■ EXERCISE OBJECTIVE ■
Below are the records; copy each line in them that holds the word "Mines".
◆ ◆ ◆ ◆ ◆ ◆ ◆
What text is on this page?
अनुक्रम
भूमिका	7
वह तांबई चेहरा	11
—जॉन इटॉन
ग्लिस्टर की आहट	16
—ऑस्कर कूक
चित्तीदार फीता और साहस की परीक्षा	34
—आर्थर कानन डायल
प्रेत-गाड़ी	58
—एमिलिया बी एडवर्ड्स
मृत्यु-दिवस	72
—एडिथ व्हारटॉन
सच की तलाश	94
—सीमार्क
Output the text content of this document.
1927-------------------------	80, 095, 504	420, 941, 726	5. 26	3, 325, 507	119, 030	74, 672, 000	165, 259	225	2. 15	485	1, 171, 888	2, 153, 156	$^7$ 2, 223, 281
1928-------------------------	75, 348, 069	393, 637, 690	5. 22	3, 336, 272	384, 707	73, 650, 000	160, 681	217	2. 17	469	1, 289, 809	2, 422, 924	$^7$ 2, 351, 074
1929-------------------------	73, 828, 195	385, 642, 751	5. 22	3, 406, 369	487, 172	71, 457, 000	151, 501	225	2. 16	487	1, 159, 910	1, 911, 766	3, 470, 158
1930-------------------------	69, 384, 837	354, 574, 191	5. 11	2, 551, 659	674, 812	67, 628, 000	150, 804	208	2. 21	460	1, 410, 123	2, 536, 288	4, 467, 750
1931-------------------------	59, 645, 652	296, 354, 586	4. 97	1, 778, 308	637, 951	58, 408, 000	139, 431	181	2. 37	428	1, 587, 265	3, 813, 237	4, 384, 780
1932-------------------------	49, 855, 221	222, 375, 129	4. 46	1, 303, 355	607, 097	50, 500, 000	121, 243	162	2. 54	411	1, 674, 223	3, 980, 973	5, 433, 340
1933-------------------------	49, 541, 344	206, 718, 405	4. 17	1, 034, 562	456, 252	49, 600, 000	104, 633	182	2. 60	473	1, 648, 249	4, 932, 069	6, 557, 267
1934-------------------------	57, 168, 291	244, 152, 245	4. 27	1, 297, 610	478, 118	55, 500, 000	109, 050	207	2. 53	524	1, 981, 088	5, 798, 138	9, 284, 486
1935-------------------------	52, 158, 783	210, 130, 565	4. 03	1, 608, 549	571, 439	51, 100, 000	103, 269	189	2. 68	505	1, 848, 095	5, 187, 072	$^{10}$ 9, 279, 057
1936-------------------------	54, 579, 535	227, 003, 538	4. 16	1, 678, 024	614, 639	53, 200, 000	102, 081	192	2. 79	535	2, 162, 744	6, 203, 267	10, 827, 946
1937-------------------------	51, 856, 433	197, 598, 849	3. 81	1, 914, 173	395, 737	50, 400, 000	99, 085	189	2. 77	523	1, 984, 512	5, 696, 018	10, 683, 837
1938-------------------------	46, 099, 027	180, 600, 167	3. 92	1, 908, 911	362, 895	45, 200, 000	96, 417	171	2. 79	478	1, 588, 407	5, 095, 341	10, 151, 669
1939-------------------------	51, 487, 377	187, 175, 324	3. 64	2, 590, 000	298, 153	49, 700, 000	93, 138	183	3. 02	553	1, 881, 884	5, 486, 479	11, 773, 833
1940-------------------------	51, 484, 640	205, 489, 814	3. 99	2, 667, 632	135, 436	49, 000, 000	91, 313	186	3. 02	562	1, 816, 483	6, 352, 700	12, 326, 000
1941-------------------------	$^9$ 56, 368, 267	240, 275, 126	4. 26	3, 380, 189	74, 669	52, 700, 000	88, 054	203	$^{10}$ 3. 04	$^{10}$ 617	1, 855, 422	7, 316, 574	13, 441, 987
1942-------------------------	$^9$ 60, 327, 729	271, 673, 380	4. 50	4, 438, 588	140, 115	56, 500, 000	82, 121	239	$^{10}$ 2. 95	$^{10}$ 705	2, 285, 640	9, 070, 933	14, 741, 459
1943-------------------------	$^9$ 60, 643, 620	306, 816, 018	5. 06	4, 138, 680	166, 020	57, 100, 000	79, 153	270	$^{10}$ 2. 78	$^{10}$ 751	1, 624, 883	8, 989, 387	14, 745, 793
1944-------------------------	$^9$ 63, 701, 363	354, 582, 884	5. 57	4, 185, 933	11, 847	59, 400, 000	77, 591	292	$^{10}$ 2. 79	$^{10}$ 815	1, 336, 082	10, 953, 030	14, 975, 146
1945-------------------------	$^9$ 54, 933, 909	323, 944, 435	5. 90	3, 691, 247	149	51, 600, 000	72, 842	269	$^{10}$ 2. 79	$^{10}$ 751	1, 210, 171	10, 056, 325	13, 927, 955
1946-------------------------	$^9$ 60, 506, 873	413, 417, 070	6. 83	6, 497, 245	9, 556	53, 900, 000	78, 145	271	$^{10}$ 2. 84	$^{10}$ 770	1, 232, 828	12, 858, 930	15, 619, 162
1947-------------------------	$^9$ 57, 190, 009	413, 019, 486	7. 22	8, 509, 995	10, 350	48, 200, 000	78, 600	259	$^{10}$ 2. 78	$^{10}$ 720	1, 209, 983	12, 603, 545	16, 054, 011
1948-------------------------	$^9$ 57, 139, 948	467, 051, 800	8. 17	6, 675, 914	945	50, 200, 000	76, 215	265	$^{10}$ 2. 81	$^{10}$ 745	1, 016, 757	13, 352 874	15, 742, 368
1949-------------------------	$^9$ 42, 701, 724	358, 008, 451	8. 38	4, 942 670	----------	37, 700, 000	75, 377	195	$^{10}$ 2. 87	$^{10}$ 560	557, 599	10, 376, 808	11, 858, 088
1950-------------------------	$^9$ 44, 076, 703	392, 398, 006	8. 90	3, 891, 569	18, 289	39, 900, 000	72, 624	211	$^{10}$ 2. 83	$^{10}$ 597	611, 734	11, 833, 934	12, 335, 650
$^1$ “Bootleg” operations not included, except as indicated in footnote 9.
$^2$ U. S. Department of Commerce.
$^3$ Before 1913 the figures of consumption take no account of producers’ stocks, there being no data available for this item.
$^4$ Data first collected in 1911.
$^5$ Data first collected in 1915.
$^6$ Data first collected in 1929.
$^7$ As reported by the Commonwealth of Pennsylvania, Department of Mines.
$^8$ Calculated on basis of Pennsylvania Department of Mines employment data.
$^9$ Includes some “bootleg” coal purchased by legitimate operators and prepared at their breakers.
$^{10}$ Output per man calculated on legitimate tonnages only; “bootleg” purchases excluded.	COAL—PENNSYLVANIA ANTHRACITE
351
◆ ◆ ◆ ◆ ◆ ◆ ◆
■ RESPONSE BELOW ■
$^7$ As reported by the Commonwealth of Pennsylvania, Department of Mines.
$^8$ Calculated on basis of Pennsylvania Department of Mines employment data.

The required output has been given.